>> Start DATASET EXCERPTS

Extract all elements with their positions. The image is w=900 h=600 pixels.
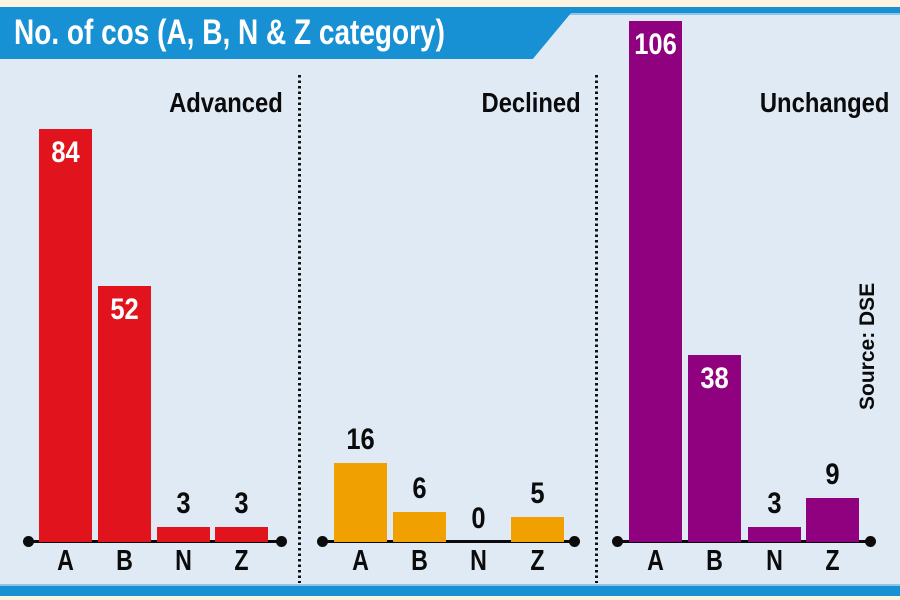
baseline-advanced: [28, 540, 281, 543]
panel-header-declined: Declined: [481, 87, 581, 118]
baseline-unchanged: [617, 540, 870, 543]
bar-value-advanced-Z: 3: [234, 487, 249, 520]
bar-value-unchanged-B: 38: [700, 362, 729, 395]
bar-advanced-N: [157, 527, 210, 542]
category-label-advanced-Z: Z: [234, 545, 249, 577]
category-label-advanced-N: N: [175, 545, 192, 577]
baseline-dot: [865, 536, 876, 547]
panel-divider: [595, 75, 598, 583]
panel-header-unchanged: Unchanged: [759, 87, 889, 118]
category-label-unchanged-B: B: [706, 545, 723, 577]
bar-advanced-Z: [215, 527, 268, 542]
title-banner: [0, 7, 576, 59]
category-label-declined-B: B: [411, 545, 428, 577]
category-label-declined-N: N: [470, 545, 487, 577]
bar-unchanged-A: [629, 21, 682, 542]
bar-value-unchanged-Z: 9: [825, 458, 840, 491]
panel-divider: [298, 75, 301, 583]
bar-declined-A: [334, 463, 387, 542]
bottom-blue-strip: [0, 584, 900, 596]
category-label-unchanged-N: N: [766, 545, 783, 577]
bar-advanced-B: [98, 286, 151, 542]
baseline-dot: [569, 536, 580, 547]
bar-value-advanced-N: 3: [176, 487, 191, 520]
baseline-dot: [23, 536, 34, 547]
category-label-unchanged-A: A: [647, 545, 664, 577]
chart-title: No. of cos (A, B, N & Z category): [14, 13, 445, 52]
baseline-dot: [276, 536, 287, 547]
bar-unchanged-Z: [806, 498, 859, 542]
category-label-unchanged-Z: Z: [825, 545, 840, 577]
category-label-declined-Z: Z: [530, 545, 545, 577]
category-label-advanced-B: B: [116, 545, 133, 577]
bar-declined-B: [393, 512, 446, 542]
bar-value-declined-Z: 5: [530, 477, 545, 510]
baseline-dot: [317, 536, 328, 547]
bar-advanced-A: [39, 129, 92, 542]
bar-value-unchanged-N: 3: [767, 487, 782, 520]
bar-value-declined-A: 16: [346, 423, 375, 456]
bar-unchanged-B: [688, 355, 741, 542]
category-label-declined-A: A: [352, 545, 369, 577]
bar-value-advanced-B: 52: [110, 293, 139, 326]
source-label: Source: DSE: [856, 282, 879, 410]
panel-header-advanced: Advanced: [169, 87, 283, 118]
category-label-advanced-A: A: [57, 545, 74, 577]
bar-value-advanced-A: 84: [51, 136, 80, 169]
baseline-declined: [322, 540, 574, 543]
bar-declined-Z: [511, 517, 564, 542]
bar-unchanged-N: [748, 527, 801, 542]
bar-value-unchanged-A: 106: [634, 28, 677, 61]
bar-value-declined-N: 0: [471, 502, 486, 535]
baseline-dot: [612, 536, 623, 547]
bar-value-declined-B: 6: [412, 472, 427, 505]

>> End DATASET EXCERPTS

§ **INSTRUCTIONS TO FOLLOW**: How many lines in the records above contain the string "divider", matching case exactly? Reply with the number alone.

§ **ANSWER TO THIS EXERCISE**: 2